Labeled region entries:
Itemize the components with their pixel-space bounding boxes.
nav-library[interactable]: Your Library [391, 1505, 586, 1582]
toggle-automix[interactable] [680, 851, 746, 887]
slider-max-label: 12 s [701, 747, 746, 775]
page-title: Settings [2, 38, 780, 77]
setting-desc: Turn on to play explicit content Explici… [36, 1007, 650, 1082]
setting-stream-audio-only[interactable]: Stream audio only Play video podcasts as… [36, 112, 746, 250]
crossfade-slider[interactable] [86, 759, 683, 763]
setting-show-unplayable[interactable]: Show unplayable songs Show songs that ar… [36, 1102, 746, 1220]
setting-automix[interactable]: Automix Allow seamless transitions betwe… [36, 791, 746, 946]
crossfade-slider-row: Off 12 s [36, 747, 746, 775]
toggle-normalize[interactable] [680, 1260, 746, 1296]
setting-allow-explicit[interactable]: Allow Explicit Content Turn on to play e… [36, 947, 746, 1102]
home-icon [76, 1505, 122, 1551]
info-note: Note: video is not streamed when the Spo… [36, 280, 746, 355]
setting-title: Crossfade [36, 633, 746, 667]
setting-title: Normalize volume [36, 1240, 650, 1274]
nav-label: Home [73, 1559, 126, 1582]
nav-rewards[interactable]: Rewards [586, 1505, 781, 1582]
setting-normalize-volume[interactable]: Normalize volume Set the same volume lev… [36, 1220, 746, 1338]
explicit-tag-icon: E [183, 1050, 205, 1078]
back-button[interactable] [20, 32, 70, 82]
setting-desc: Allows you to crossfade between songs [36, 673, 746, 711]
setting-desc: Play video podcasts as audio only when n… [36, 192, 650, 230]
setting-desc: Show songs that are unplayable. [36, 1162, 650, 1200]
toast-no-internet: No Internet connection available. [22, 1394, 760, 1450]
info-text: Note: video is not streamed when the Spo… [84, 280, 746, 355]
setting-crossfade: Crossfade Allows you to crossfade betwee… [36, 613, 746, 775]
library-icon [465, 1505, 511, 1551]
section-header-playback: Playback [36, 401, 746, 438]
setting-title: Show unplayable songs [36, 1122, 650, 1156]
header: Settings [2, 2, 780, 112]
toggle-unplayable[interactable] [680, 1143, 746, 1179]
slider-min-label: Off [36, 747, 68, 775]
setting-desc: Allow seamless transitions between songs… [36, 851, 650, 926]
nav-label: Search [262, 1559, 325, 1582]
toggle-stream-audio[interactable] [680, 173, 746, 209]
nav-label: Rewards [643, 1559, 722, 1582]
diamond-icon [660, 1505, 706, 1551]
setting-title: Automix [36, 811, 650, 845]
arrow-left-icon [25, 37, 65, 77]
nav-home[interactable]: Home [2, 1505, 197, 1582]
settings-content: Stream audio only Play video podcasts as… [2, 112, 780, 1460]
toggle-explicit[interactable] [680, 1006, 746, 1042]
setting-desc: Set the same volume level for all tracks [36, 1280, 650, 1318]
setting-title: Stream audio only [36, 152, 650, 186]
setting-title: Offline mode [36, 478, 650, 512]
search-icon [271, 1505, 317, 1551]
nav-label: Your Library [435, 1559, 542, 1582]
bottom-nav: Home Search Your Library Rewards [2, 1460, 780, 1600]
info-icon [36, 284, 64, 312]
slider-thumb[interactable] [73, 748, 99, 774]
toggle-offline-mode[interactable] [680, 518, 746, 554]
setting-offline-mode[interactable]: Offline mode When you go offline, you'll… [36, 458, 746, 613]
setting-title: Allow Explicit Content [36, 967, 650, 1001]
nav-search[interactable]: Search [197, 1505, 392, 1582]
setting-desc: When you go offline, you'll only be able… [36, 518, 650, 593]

SHORT EXERCISE
List each row above that contains the string "icon", treating uppercase and lowercase letters as distinct.

EXERCISE SOLUTION
home-icon [76, 1505, 122, 1551]
explicit-tag-icon: E [183, 1050, 205, 1078]
library-icon [465, 1505, 511, 1551]
diamond-icon [660, 1505, 706, 1551]
arrow-left-icon [25, 37, 65, 77]
search-icon [271, 1505, 317, 1551]
info-icon [36, 284, 64, 312]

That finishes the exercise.